Direction
Print the entries that appear below, exactly as written and without their pictures.
────────────────────
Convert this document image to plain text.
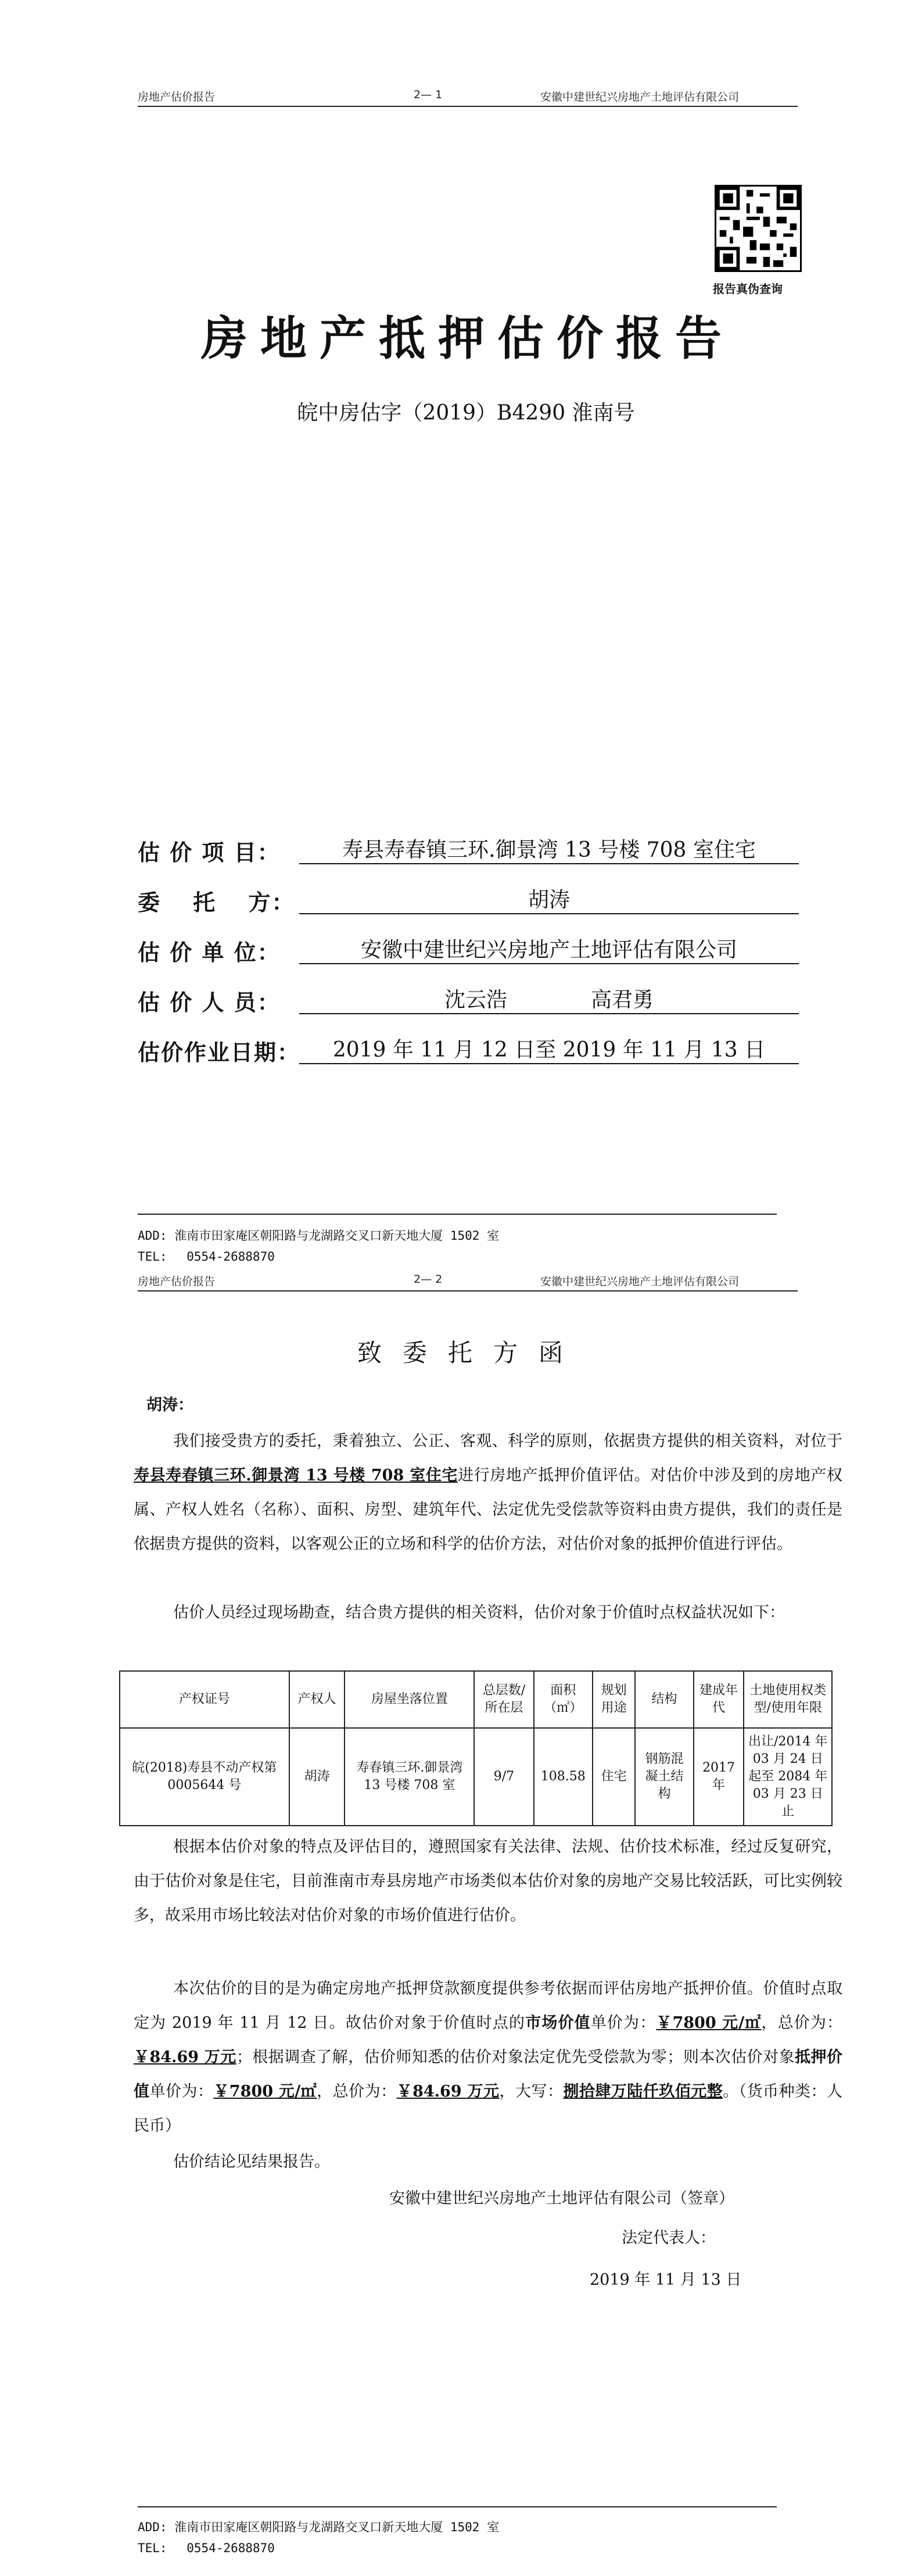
房地产估价报告	2— 1	安徽中建世纪兴房地产土地评估有限公司
报告真伪查询
房地产抵押估价报告
皖中房估字（2019）B4290 淮南号
估 价 项 目：	寿县寿春镇三环.御景湾 13 号楼 708 室住宅
委　 托　 方：	胡涛
估 价 单 位：	安徽中建世纪兴房地产土地评估有限公司
估 价 人 员：	沈云浩　　　　高君勇
估价作业日期：	2019 年 11 月 12 日至 2019 年 11 月 13 日
ADD: 淮南市田家庵区朝阳路与龙湖路交叉口新天地大厦 1502 室
TEL:　 0554-2688870
房地产估价报告	2— 2	安徽中建世纪兴房地产土地评估有限公司
致委托方函
胡涛：
我们接受贵方的委托，秉着独立、公正、客观、科学的原则，依据贵方提供的相关资料，对位于寿县寿春镇三环.御景湾 13 号楼 708 室住宅进行房地产抵押价值评估。对估价中涉及到的房地产权属、产权人姓名（名称）、面积、房型、建筑年代、法定优先受偿款等资料由贵方提供，我们的责任是依据贵方提供的资料，以客观公正的立场和科学的估价方法，对估价对象的抵押价值进行评估。
估价人员经过现场勘查，结合贵方提供的相关资料，估价对象于价值时点权益状况如下：
产权证号	产权人	房屋坐落位置	总层数/所在层	面积（㎡）	规划用途	结构	建成年代	土地使用权类型/使用年限
皖(2018)寿县不动产权第 0005644 号	胡涛	寿春镇三环.御景湾 13 号楼 708 室	9/7	108.58	住宅	钢筋混凝土结构	2017 年	出让/2014 年 03 月 24 日起至 2084 年 03 月 23 日止
根据本估价对象的特点及评估目的，遵照国家有关法律、法规、估价技术标准，经过反复研究，由于估价对象是住宅，目前淮南市寿县房地产市场类似本估价对象的房地产交易比较活跃，可比实例较多，故采用市场比较法对估价对象的市场价值进行估价。
本次估价的目的是为确定房地产抵押贷款额度提供参考依据而评估房地产抵押价值。价值时点取定为 2019 年 11 月 12 日。故估价对象于价值时点的市场价值单价为：￥7800 元/㎡，总价为：￥84.69 万元；根据调查了解，估价师知悉的估价对象法定优先受偿款为零；则本次估价对象抵押价值单价为：￥7800 元/㎡，总价为：￥84.69 万元，大写：捌拾肆万陆仟玖佰元整。（货币种类：人民币）
估价结论见结果报告。
安徽中建世纪兴房地产土地评估有限公司（签章）
法定代表人：
2019 年 11 月 13 日
ADD: 淮南市田家庵区朝阳路与龙湖路交叉口新天地大厦 1502 室
TEL:　 0554-2688870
────────────────────
Correct answer
Convert this document image to plain text.
房地产估价报告	2— 1	安徽中建世纪兴房地产土地评估有限公司
报告真伪查询
房地产抵押估价报告
皖中房估字（2019）B4290 淮南号
估 价 项 目：	寿县寿春镇三环.御景湾 13 号楼 708 室住宅
委　 托　 方：	胡涛
估 价 单 位：	安徽中建世纪兴房地产土地评估有限公司
估 价 人 员：	沈云浩　　　　高君勇
估价作业日期：	2019 年 11 月 12 日至 2019 年 11 月 13 日
ADD: 淮南市田家庵区朝阳路与龙湖路交叉口新天地大厦 1502 室
TEL:　 0554-2688870
房地产估价报告	2— 2	安徽中建世纪兴房地产土地评估有限公司
致委托方函
胡涛：
我们接受贵方的委托，秉着独立、公正、客观、科学的原则，依据贵方提供的相关资料，对位于寿县寿春镇三环.御景湾 13 号楼 708 室住宅进行房地产抵押价值评估。对估价中涉及到的房地产权属、产权人姓名（名称）、面积、房型、建筑年代、法定优先受偿款等资料由贵方提供，我们的责任是依据贵方提供的资料，以客观公正的立场和科学的估价方法，对估价对象的抵押价值进行评估。
估价人员经过现场勘查，结合贵方提供的相关资料，估价对象于价值时点权益状况如下：
产权证号	产权人	房屋坐落位置	总层数/所在层	面积（㎡）	规划用途	结构	建成年代	土地使用权类型/使用年限
皖(2018)寿县不动产权第 0005644 号	胡涛	寿春镇三环.御景湾 13 号楼 708 室	9/7	108.58	住宅	钢筋混凝土结构	2017 年	出让/2014 年 03 月 24 日起至 2084 年 03 月 23 日止
根据本估价对象的特点及评估目的，遵照国家有关法律、法规、估价技术标准，经过反复研究，由于估价对象是住宅，目前淮南市寿县房地产市场类似本估价对象的房地产交易比较活跃，可比实例较多，故采用市场比较法对估价对象的市场价值进行估价。
本次估价的目的是为确定房地产抵押贷款额度提供参考依据而评估房地产抵押价值。价值时点取定为 2019 年 11 月 12 日。故估价对象于价值时点的市场价值单价为：￥7800 元/㎡，总价为：￥84.69 万元；根据调查了解，估价师知悉的估价对象法定优先受偿款为零；则本次估价对象抵押价值单价为：￥7800 元/㎡，总价为：￥84.69 万元，大写：捌拾肆万陆仟玖佰元整。（货币种类：人民币）
估价结论见结果报告。
安徽中建世纪兴房地产土地评估有限公司（签章）
法定代表人：
2019 年 11 月 13 日
ADD: 淮南市田家庵区朝阳路与龙湖路交叉口新天地大厦 1502 室
TEL:　 0554-2688870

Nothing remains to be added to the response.